### WRITTEN INSTRUCTION
Single out the lines of the material that contain "Mounting" and copy them.

### WORKING DATA
——————————

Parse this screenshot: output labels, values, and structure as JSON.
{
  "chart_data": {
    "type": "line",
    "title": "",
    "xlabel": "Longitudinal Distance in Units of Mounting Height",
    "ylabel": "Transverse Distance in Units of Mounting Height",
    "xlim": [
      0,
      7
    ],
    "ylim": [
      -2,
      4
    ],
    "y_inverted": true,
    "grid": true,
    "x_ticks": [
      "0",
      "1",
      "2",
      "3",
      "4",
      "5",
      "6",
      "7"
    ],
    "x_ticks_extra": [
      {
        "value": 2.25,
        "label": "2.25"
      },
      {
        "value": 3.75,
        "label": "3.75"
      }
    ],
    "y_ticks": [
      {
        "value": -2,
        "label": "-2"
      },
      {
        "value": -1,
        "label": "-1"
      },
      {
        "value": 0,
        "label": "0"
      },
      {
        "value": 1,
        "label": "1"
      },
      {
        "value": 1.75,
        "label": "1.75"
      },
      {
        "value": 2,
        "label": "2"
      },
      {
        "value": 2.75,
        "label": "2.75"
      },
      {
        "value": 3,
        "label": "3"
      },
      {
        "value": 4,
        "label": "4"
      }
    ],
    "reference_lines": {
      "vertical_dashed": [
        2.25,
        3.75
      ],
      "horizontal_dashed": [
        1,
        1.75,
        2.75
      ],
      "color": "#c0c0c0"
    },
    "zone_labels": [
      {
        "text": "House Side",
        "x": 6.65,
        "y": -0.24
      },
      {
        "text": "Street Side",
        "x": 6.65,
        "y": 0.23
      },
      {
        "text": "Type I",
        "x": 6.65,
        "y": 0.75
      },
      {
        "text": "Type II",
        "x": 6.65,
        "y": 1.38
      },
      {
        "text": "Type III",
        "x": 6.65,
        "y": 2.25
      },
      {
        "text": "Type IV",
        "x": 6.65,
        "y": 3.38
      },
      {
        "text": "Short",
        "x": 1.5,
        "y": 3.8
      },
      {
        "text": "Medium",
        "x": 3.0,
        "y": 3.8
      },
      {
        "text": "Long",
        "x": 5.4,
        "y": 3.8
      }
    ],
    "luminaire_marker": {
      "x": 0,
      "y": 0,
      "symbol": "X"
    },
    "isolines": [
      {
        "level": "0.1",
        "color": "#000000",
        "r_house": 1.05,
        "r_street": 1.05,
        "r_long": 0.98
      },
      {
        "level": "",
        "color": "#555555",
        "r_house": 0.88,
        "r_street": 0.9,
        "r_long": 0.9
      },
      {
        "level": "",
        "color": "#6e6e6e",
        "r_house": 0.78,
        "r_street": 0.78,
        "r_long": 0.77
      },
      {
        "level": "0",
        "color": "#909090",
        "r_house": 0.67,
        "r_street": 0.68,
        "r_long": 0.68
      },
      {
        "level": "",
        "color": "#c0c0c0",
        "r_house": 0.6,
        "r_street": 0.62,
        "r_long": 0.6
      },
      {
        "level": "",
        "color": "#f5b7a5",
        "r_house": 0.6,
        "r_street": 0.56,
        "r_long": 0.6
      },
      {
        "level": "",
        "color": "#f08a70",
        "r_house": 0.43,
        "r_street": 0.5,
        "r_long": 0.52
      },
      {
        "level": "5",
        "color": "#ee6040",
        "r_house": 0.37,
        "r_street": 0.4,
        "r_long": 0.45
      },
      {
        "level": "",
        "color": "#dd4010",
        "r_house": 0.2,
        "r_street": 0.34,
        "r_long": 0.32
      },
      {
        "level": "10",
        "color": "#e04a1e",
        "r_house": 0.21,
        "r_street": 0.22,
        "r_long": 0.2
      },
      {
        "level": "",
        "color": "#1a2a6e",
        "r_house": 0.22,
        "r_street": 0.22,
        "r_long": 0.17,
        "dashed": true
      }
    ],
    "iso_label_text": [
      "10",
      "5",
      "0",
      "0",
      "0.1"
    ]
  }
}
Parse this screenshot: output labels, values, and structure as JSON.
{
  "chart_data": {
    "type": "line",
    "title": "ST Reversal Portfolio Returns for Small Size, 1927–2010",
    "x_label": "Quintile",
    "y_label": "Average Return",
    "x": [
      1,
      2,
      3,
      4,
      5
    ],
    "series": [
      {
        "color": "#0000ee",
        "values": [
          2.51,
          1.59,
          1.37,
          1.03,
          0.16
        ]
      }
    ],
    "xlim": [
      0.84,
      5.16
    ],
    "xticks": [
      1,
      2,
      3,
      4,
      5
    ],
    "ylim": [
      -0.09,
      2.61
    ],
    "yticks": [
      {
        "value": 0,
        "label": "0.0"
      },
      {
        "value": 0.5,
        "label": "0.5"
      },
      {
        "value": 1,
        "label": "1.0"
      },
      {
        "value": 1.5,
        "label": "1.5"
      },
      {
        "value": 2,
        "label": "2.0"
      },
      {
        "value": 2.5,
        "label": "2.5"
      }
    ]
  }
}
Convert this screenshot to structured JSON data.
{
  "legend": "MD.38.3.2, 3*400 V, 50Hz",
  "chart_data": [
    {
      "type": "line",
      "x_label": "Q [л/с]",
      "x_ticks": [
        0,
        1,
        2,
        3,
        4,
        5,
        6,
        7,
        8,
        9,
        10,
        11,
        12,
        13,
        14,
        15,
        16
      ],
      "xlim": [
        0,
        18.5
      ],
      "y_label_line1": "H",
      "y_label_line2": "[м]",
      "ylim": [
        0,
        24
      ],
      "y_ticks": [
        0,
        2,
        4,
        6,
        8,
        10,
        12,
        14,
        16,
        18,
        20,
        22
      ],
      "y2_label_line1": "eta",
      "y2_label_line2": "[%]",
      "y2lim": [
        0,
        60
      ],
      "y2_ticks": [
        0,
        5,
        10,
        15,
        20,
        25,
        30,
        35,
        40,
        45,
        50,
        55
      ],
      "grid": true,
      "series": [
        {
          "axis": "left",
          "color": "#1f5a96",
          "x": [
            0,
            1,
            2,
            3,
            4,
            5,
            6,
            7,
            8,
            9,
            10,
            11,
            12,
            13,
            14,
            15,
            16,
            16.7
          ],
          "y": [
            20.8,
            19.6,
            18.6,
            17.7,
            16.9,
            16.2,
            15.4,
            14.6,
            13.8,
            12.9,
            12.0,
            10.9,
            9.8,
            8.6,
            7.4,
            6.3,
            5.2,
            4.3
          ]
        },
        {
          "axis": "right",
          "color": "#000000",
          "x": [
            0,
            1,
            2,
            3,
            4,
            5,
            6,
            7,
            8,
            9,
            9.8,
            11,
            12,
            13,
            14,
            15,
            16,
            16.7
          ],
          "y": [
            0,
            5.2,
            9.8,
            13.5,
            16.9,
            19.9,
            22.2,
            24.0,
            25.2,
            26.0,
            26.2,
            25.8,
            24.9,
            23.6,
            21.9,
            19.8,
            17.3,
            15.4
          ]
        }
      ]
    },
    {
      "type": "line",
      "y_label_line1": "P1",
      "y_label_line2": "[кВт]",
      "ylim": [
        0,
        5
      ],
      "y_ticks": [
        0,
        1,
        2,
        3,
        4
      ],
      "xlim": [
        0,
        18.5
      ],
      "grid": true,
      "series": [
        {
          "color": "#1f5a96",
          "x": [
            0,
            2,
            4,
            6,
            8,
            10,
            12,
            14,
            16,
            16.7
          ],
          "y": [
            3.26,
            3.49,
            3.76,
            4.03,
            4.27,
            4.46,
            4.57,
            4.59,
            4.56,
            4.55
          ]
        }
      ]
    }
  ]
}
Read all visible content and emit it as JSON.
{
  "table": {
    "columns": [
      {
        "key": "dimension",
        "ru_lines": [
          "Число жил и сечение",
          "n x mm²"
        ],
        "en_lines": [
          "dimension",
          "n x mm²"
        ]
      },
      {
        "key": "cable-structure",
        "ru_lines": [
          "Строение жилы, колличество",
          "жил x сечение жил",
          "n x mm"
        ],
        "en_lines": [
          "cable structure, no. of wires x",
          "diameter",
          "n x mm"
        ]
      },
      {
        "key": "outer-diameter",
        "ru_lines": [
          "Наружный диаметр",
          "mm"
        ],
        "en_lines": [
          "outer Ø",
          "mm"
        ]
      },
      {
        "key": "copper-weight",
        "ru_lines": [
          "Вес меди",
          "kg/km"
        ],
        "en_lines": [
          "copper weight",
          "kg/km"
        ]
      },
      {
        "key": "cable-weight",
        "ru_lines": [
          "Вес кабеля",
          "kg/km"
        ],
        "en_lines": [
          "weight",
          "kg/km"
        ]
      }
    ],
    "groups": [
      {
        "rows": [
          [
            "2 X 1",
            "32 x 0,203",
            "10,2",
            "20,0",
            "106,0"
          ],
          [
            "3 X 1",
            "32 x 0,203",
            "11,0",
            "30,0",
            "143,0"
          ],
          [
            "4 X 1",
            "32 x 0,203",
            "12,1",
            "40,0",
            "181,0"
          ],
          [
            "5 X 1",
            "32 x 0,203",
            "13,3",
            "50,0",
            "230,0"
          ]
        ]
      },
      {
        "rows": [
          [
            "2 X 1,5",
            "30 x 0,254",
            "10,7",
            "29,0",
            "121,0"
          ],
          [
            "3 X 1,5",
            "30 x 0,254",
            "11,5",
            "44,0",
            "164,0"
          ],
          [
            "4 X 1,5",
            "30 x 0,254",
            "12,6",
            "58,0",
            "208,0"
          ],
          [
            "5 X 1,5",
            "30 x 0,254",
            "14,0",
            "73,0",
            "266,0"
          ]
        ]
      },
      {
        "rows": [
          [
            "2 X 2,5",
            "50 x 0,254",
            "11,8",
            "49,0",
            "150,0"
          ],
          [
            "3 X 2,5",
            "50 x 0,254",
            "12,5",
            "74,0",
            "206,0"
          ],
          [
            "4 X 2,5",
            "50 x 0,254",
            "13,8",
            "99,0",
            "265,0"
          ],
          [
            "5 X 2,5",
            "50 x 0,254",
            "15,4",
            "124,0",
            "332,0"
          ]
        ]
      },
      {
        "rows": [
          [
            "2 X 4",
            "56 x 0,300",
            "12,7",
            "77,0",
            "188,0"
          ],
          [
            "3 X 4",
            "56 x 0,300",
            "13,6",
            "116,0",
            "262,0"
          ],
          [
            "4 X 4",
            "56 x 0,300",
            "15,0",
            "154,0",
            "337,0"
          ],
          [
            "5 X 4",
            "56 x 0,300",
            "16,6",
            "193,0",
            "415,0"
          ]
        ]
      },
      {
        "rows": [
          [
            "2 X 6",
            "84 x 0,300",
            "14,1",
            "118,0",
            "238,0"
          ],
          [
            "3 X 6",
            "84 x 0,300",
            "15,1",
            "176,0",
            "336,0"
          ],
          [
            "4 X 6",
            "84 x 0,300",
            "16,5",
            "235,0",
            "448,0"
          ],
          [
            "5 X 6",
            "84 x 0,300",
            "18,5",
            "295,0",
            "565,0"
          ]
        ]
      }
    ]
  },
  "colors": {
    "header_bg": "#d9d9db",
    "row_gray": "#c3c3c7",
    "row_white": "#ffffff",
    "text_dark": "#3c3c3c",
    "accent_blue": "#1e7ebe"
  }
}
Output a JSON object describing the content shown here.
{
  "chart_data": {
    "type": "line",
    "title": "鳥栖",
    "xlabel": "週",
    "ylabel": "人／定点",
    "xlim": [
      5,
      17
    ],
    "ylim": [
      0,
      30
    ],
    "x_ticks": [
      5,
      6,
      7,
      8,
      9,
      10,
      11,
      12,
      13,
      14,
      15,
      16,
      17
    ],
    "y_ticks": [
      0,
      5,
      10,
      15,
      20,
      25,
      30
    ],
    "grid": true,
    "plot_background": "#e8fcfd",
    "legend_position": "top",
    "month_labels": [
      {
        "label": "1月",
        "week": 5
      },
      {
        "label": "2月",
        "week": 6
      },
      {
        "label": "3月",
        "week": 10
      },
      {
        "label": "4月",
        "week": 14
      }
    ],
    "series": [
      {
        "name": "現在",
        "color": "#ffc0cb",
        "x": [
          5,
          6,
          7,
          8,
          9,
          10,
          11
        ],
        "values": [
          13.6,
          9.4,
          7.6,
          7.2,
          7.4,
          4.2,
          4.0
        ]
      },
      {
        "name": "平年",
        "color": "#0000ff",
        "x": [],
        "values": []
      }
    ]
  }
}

——————————

### FULL ANSWER
    "xlabel": "Longitudinal Distance in Units of Mounting Height",
    "ylabel": "Transverse Distance in Units of Mounting Height",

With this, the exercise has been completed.